DATA FOR THIS EXERCISE:
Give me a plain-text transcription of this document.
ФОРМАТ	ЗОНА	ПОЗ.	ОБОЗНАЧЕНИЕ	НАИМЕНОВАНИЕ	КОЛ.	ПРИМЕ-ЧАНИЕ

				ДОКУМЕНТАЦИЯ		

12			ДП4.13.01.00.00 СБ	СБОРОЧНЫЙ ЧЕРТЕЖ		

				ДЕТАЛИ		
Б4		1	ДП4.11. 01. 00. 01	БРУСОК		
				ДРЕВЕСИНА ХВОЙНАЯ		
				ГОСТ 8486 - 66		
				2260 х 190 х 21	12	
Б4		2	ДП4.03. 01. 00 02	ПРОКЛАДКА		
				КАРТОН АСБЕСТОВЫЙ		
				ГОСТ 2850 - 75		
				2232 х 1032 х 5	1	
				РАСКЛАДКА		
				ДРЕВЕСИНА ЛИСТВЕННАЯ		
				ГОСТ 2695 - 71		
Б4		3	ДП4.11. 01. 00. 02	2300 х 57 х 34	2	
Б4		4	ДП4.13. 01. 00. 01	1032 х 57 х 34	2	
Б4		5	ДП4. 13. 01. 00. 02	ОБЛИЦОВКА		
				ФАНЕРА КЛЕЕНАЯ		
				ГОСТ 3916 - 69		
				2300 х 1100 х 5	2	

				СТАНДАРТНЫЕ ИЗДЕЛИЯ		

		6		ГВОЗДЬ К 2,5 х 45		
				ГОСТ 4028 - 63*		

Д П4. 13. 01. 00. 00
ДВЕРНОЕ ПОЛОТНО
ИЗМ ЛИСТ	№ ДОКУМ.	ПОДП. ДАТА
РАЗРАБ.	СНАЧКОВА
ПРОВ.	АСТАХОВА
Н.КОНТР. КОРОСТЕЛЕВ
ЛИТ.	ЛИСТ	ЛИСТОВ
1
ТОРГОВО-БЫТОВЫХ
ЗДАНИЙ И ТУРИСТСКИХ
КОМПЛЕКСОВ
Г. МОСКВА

SHORT EXERCISE:
Hand back the material above in full, exactly as written.

TASK OUTPUT:
Give me a plain-text transcription of this document.
ФОРМАТ	ЗОНА	ПОЗ.	ОБОЗНАЧЕНИЕ	НАИМЕНОВАНИЕ	КОЛ.	ПРИМЕ-ЧАНИЕ

				ДОКУМЕНТАЦИЯ		

12			ДП4.13.01.00.00 СБ	СБОРОЧНЫЙ ЧЕРТЕЖ		

				ДЕТАЛИ		
Б4		1	ДП4.11. 01. 00. 01	БРУСОК		
				ДРЕВЕСИНА ХВОЙНАЯ		
				ГОСТ 8486 - 66		
				2260 х 190 х 21	12	
Б4		2	ДП4.03. 01. 00 02	ПРОКЛАДКА		
				КАРТОН АСБЕСТОВЫЙ		
				ГОСТ 2850 - 75		
				2232 х 1032 х 5	1	
				РАСКЛАДКА		
				ДРЕВЕСИНА ЛИСТВЕННАЯ		
				ГОСТ 2695 - 71		
Б4		3	ДП4.11. 01. 00. 02	2300 х 57 х 34	2	
Б4		4	ДП4.13. 01. 00. 01	1032 х 57 х 34	2	
Б4		5	ДП4. 13. 01. 00. 02	ОБЛИЦОВКА		
				ФАНЕРА КЛЕЕНАЯ		
				ГОСТ 3916 - 69		
				2300 х 1100 х 5	2	

				СТАНДАРТНЫЕ ИЗДЕЛИЯ		

		6		ГВОЗДЬ К 2,5 х 45		
				ГОСТ 4028 - 63*		

Д П4. 13. 01. 00. 00
ДВЕРНОЕ ПОЛОТНО
ИЗМ ЛИСТ	№ ДОКУМ.	ПОДП. ДАТА
РАЗРАБ.	СНАЧКОВА
ПРОВ.	АСТАХОВА
Н.КОНТР. КОРОСТЕЛЕВ
ЛИТ.	ЛИСТ	ЛИСТОВ
1
ТОРГОВО-БЫТОВЫХ
ЗДАНИЙ И ТУРИСТСКИХ
КОМПЛЕКСОВ
Г. МОСКВА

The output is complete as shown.